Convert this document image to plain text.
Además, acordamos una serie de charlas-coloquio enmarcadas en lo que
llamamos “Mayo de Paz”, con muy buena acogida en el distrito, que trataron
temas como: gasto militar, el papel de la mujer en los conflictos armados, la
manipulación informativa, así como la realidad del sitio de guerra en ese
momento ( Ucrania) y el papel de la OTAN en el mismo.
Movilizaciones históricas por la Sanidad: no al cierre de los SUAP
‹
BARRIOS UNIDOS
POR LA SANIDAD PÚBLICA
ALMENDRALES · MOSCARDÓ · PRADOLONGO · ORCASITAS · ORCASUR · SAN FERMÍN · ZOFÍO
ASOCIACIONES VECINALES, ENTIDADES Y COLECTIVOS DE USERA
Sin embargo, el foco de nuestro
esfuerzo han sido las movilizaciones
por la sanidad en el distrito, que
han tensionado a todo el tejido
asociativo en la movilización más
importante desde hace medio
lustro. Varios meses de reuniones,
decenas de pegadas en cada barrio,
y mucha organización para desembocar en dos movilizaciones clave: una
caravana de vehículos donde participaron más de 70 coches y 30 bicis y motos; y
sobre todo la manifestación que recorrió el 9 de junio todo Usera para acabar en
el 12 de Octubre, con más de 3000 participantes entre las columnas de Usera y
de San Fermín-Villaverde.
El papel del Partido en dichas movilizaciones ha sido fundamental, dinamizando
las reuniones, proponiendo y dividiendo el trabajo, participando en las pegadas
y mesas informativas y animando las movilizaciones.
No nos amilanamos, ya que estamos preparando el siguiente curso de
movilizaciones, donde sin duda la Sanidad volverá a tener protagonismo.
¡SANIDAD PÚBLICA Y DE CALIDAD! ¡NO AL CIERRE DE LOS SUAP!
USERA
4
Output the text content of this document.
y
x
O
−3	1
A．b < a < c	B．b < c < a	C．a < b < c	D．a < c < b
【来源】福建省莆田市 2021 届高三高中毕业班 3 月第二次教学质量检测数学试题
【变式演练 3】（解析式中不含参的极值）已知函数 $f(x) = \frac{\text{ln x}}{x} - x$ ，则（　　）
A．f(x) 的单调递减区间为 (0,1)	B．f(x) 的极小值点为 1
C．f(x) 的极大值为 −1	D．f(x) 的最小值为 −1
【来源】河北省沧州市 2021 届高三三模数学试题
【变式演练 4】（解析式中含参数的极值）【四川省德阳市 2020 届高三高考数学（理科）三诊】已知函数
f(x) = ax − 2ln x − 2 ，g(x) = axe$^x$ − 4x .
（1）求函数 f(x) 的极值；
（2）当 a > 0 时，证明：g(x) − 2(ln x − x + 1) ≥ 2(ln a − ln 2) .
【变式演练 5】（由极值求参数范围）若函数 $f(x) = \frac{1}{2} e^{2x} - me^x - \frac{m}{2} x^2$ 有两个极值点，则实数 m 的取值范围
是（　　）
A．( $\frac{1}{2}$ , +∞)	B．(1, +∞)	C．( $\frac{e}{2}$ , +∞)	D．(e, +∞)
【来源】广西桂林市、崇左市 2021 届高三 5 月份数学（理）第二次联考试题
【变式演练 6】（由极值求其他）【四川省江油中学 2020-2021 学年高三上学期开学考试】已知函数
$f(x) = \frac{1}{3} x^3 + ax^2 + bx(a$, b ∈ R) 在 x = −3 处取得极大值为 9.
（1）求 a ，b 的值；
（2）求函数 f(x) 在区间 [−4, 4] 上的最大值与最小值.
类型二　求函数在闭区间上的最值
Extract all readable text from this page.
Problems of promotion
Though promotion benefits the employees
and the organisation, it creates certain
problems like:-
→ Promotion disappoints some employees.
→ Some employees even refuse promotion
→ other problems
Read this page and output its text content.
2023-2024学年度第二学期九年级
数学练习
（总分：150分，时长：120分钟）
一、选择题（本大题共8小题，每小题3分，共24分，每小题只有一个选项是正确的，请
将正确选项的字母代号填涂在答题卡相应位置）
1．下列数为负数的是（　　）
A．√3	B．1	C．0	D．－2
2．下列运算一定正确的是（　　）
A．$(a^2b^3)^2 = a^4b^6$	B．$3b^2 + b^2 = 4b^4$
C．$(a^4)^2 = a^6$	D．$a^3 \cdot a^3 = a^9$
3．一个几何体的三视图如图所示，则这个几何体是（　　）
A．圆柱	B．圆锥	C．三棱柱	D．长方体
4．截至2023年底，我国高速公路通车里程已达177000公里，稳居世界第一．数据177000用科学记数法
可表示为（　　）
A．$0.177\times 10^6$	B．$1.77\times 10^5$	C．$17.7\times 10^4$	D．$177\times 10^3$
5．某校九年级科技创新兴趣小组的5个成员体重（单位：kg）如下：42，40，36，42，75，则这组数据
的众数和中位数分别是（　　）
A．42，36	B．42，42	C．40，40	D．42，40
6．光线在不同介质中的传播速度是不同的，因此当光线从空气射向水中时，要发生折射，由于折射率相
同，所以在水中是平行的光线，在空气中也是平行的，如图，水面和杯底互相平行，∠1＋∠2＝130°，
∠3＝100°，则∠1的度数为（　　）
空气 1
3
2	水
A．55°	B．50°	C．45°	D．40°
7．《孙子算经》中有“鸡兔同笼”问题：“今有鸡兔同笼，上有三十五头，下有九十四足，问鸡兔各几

——————

Exercise goal: Return only those lines of the records that contain the string "PÚBLICA".

Result of this exercise:
POR LA SANIDAD PÚBLICA
¡SANIDAD PÚBLICA Y DE CALIDAD! ¡NO AL CIERRE DE LOS SUAP!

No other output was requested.